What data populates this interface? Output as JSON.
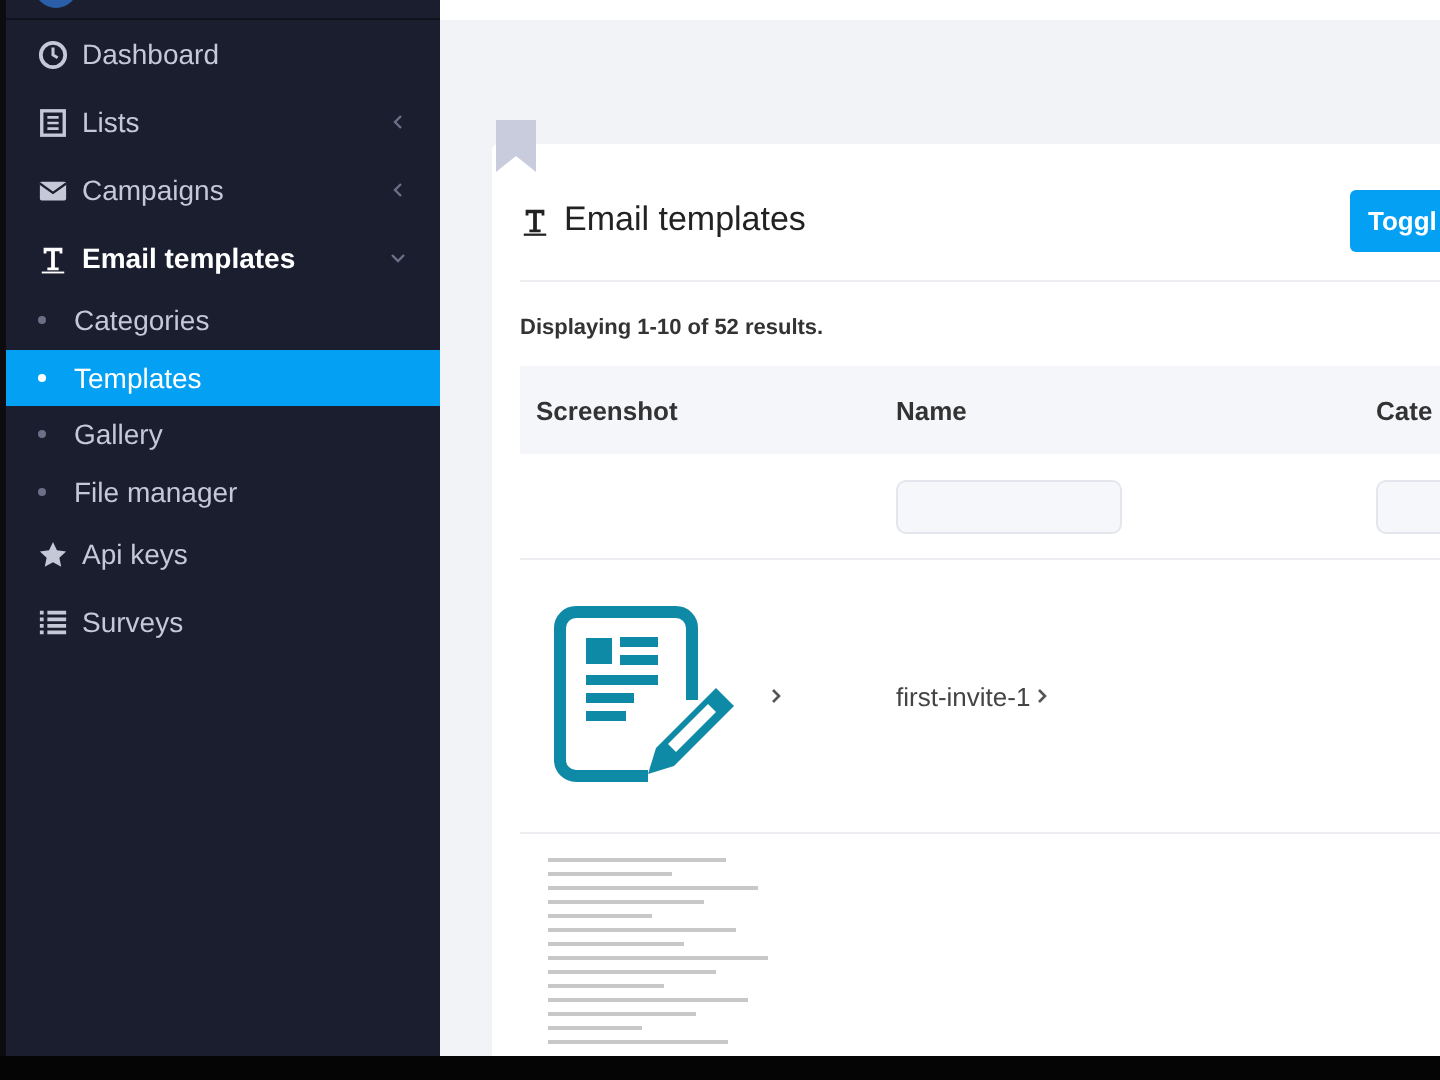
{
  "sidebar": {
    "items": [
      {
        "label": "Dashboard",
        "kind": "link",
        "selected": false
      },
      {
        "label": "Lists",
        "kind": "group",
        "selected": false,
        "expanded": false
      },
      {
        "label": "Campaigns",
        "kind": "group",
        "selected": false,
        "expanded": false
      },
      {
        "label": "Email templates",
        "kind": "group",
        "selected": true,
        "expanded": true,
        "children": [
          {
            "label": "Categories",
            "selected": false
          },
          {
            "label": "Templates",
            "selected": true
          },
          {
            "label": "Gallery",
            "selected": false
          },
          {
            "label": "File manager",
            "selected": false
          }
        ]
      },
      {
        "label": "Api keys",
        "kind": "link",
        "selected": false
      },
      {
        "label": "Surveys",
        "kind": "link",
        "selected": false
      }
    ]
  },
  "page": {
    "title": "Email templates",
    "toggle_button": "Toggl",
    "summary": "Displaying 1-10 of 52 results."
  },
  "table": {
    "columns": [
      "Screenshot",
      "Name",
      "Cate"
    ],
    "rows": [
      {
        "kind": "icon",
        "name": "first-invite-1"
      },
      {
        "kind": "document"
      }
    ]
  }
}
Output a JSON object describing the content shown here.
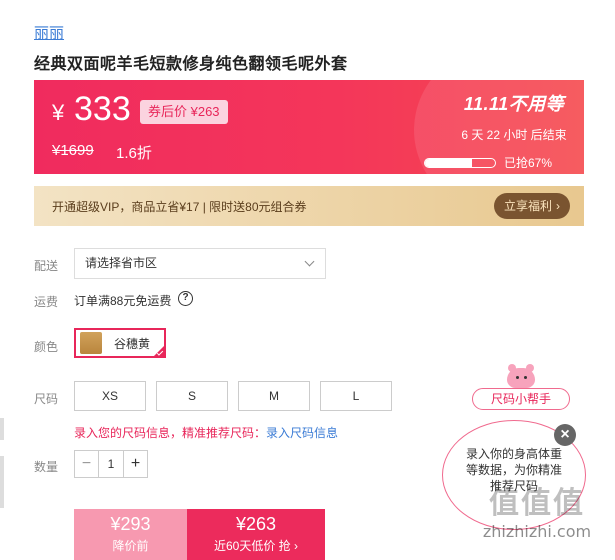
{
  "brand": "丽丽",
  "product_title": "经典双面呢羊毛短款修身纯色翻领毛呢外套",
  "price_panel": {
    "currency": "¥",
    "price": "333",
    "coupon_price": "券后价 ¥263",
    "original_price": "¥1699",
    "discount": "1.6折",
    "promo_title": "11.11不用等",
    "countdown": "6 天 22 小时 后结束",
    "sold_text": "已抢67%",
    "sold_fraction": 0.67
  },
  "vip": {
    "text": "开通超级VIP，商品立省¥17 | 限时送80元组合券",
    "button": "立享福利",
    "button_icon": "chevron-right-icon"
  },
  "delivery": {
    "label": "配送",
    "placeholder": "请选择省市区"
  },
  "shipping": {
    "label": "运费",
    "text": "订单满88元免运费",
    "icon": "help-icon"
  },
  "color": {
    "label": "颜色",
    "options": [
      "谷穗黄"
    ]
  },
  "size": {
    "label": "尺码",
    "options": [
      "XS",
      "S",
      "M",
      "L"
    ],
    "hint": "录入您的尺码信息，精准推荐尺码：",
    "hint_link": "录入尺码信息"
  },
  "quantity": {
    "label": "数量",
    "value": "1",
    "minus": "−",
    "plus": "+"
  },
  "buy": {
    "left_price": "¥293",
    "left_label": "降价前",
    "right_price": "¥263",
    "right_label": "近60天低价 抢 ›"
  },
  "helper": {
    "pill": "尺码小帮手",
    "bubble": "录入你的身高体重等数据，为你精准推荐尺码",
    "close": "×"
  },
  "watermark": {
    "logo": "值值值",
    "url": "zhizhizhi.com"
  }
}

- - - -

## [What the task requires]
Look through the material and say how many lines hold "true". Give the number only.

## [Exercise answer]
3